» **WRITTEN REQUEST**
Exactly reproduce all the records, keeping pictures out of the copy.
======== RECORDS SUPPLIED ========
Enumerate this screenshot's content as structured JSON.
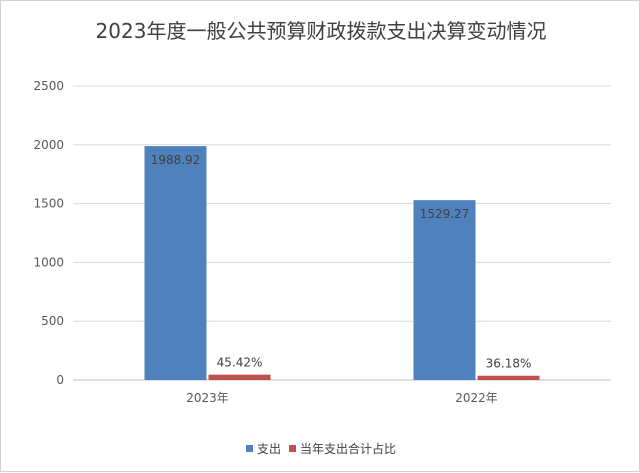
{
  "chart_data": {
    "type": "bar",
    "title": "2023年度一般公共预算财政拨款支出决算变动情况",
    "categories": [
      "2023年",
      "2022年"
    ],
    "ylim": [
      0,
      2500
    ],
    "yticks": [
      0,
      500,
      1000,
      1500,
      2000,
      2500
    ],
    "grid": true,
    "legend_position": "bottom",
    "series": [
      {
        "name": "支出",
        "values": [
          1988.92,
          1529.27
        ],
        "labels": [
          "1988.92",
          "1529.27"
        ],
        "color": "#4f81bd"
      },
      {
        "name": "当年支出合计占比",
        "values": [
          45.42,
          36.18
        ],
        "labels": [
          "45.42%",
          "36.18%"
        ],
        "color": "#c0504d"
      }
    ]
  }
}
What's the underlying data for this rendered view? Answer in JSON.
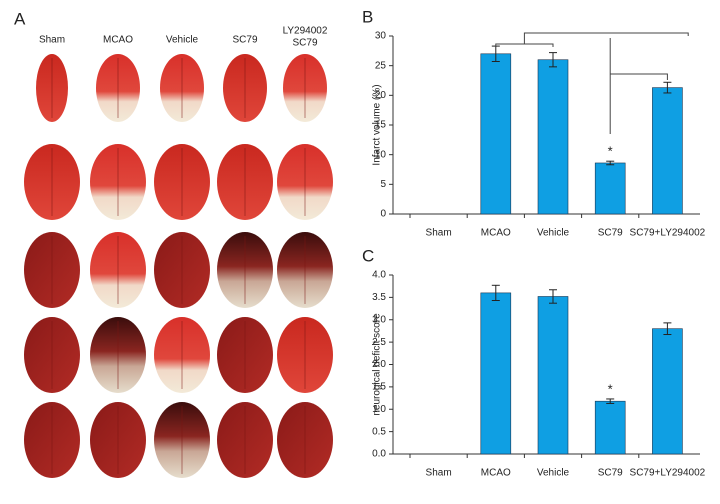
========
» **EXERCISE RESPONSE**
Enumerate this screenshot's content as structured JSON.
{
  "chart_data": {
    "type": "bar",
    "title": "2023年度一般公共预算财政拨款支出决算变动情况",
    "categories": [
      "2023年",
      "2022年"
    ],
    "ylim": [
      0,
      2500
    ],
    "yticks": [
      0,
      500,
      1000,
      1500,
      2000,
      2500
    ],
    "grid": true,
    "legend_position": "bottom",
    "series": [
      {
        "name": "支出",
        "values": [
          1988.92,
          1529.27
        ],
        "labels": [
          "1988.92",
          "1529.27"
        ],
        "color": "#4f81bd"
      },
      {
        "name": "当年支出合计占比",
        "values": [
          45.42,
          36.18
        ],
        "labels": [
          "45.42%",
          "36.18%"
        ],
        "color": "#c0504d"
      }
    ]
  }
}
What's the underlying data for this rendered view? Answer in JSON.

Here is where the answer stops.